** start of Material for this task **
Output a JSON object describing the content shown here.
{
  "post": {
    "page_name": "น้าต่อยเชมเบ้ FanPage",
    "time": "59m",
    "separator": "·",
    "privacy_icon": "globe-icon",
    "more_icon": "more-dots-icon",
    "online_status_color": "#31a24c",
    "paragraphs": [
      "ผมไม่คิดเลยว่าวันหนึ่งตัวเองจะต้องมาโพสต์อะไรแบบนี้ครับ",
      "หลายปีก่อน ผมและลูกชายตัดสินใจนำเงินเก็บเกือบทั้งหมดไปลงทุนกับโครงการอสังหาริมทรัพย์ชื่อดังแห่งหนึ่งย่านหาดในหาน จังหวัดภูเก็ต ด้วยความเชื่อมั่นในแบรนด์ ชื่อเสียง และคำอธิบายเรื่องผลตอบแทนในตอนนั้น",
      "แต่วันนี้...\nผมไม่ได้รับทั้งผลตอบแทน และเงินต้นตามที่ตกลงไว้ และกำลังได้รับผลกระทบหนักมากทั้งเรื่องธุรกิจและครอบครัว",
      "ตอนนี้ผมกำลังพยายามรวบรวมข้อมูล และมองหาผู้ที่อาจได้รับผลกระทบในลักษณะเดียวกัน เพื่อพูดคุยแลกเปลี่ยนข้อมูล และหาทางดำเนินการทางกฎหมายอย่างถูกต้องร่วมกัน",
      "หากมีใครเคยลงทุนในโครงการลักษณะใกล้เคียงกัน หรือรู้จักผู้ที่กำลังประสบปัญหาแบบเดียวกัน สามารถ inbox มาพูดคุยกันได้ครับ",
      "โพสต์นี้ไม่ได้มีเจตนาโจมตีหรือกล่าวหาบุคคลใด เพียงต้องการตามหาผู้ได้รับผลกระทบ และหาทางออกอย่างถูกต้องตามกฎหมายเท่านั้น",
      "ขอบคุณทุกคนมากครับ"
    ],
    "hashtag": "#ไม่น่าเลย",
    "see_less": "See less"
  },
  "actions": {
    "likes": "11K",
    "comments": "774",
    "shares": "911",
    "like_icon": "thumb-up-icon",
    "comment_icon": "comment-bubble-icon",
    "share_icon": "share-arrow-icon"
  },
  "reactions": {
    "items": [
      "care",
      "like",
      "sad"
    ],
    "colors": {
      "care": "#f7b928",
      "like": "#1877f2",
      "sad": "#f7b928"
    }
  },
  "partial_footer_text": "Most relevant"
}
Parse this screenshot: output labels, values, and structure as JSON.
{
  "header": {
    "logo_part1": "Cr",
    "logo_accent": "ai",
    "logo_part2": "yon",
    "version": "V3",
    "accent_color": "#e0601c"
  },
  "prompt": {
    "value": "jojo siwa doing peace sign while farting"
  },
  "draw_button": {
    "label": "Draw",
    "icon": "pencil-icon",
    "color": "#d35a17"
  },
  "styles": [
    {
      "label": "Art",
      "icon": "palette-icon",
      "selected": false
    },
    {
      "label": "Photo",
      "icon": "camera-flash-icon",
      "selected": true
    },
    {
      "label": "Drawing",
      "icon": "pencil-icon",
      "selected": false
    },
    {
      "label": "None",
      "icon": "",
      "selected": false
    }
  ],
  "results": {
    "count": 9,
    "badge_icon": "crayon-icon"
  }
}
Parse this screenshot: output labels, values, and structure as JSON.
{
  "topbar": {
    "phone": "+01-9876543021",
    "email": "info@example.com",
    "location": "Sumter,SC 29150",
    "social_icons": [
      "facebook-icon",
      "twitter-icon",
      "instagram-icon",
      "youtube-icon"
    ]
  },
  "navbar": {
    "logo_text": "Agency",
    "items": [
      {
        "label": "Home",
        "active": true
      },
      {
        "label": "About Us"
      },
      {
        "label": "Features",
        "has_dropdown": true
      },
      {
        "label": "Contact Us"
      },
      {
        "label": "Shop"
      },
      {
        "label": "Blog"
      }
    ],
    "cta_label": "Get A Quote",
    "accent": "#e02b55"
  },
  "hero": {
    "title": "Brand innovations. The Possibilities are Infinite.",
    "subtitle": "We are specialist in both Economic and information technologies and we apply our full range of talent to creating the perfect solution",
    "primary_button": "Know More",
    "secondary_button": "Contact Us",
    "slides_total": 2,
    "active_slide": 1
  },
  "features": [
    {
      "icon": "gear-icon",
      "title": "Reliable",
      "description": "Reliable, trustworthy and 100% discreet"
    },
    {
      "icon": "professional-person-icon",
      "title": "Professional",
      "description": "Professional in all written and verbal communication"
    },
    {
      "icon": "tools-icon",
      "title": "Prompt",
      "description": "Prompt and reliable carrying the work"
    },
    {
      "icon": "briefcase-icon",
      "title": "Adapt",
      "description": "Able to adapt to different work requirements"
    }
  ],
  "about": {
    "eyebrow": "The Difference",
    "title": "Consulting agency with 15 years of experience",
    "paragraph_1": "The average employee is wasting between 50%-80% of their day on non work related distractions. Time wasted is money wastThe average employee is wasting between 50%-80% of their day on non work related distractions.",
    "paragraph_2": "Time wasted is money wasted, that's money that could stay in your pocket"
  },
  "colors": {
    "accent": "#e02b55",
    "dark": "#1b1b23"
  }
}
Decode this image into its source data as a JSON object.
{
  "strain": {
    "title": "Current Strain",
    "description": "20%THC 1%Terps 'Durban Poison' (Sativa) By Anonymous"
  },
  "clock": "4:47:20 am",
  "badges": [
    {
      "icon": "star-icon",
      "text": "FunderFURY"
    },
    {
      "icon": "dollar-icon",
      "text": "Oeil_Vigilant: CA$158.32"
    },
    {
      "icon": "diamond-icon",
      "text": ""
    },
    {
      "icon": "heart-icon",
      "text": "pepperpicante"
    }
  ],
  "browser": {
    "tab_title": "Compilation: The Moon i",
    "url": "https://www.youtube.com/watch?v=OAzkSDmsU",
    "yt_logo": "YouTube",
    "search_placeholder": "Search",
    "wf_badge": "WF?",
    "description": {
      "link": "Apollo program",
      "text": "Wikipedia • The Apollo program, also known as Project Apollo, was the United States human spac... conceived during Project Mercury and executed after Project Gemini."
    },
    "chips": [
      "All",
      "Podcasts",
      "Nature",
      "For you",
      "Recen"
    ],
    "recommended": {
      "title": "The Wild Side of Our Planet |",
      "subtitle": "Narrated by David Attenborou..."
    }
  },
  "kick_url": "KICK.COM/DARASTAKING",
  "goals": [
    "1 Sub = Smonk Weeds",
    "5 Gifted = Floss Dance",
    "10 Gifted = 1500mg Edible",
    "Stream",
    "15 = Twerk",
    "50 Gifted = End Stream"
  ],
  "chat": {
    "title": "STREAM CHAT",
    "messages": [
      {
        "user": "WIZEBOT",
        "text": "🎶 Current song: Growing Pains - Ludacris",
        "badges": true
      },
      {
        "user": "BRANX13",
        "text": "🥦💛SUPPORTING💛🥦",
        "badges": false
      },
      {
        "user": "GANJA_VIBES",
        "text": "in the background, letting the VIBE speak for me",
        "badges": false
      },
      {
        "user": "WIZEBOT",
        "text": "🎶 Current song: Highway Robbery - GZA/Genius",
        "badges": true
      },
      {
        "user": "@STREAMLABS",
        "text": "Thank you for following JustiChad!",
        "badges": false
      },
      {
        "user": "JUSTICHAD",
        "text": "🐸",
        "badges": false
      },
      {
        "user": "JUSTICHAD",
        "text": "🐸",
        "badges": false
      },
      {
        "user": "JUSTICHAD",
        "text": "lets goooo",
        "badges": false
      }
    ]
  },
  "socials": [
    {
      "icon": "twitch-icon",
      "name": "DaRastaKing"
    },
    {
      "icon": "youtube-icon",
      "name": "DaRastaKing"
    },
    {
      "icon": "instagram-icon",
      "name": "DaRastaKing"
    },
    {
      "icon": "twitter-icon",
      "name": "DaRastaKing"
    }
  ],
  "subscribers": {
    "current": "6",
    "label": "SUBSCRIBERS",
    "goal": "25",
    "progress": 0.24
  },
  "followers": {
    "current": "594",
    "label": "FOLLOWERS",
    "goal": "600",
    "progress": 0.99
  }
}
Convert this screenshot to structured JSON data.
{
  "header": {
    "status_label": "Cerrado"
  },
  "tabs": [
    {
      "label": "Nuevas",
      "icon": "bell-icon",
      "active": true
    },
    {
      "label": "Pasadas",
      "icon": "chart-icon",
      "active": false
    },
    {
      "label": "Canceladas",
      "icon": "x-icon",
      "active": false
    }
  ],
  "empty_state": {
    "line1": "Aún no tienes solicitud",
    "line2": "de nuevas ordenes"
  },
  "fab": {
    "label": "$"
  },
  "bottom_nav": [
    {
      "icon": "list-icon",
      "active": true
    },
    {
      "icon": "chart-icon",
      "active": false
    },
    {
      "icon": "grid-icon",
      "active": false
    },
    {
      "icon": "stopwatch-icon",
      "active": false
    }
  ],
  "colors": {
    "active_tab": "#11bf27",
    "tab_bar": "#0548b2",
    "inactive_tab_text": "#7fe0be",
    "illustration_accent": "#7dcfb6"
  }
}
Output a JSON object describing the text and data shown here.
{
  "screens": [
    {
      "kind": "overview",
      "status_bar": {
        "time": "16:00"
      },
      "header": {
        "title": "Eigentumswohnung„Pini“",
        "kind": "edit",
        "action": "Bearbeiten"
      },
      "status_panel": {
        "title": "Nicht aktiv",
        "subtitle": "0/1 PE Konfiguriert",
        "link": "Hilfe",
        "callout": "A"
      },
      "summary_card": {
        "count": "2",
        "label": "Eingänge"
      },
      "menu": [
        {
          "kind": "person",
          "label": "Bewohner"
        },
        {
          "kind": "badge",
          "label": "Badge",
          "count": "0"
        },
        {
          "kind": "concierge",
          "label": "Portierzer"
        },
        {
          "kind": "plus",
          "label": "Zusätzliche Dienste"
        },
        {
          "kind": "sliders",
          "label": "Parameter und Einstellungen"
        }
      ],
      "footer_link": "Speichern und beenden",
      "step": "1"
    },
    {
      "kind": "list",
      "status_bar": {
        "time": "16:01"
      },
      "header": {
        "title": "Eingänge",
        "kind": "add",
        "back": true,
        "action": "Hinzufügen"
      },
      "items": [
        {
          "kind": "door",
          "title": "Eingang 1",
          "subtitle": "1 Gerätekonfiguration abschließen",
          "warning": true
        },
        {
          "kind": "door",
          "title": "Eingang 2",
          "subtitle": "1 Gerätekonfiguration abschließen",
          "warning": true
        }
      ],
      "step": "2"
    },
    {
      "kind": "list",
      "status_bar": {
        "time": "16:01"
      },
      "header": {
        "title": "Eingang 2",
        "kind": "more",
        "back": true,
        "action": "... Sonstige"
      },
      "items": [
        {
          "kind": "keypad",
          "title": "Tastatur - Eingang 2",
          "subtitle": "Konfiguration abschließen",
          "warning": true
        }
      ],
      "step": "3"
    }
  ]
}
** end of Material for this task **
> Problem requirements: Set down, unchanged, the line that contains "Output a JSON object describing the text" together with every later line in the records, through the last one.

> Exercise result:
Output a JSON object describing the text and data shown here.
{
  "screens": [
    {
      "kind": "overview",
      "status_bar": {
        "time": "16:00"
      },
      "header": {
        "title": "Eigentumswohnung„Pini“",
        "kind": "edit",
        "action": "Bearbeiten"
      },
      "status_panel": {
        "title": "Nicht aktiv",
        "subtitle": "0/1 PE Konfiguriert",
        "link": "Hilfe",
        "callout": "A"
      },
      "summary_card": {
        "count": "2",
        "label": "Eingänge"
      },
      "menu": [
        {
          "kind": "person",
          "label": "Bewohner"
        },
        {
          "kind": "badge",
          "label": "Badge",
          "count": "0"
        },
        {
          "kind": "concierge",
          "label": "Portierzer"
        },
        {
          "kind": "plus",
          "label": "Zusätzliche Dienste"
        },
        {
          "kind": "sliders",
          "label": "Parameter und Einstellungen"
        }
      ],
      "footer_link": "Speichern und beenden",
      "step": "1"
    },
    {
      "kind": "list",
      "status_bar": {
        "time": "16:01"
      },
      "header": {
        "title": "Eingänge",
        "kind": "add",
        "back": true,
        "action": "Hinzufügen"
      },
      "items": [
        {
          "kind": "door",
          "title": "Eingang 1",
          "subtitle": "1 Gerätekonfiguration abschließen",
          "warning": true
        },
        {
          "kind": "door",
          "title": "Eingang 2",
          "subtitle": "1 Gerätekonfiguration abschließen",
          "warning": true
        }
      ],
      "step": "2"
    },
    {
      "kind": "list",
      "status_bar": {
        "time": "16:01"
      },
      "header": {
        "title": "Eingang 2",
        "kind": "more",
        "back": true,
        "action": "... Sonstige"
      },
      "items": [
        {
          "kind": "keypad",
          "title": "Tastatur - Eingang 2",
          "subtitle": "Konfiguration abschließen",
          "warning": true
        }
      ],
      "step": "3"
    }
  ]
}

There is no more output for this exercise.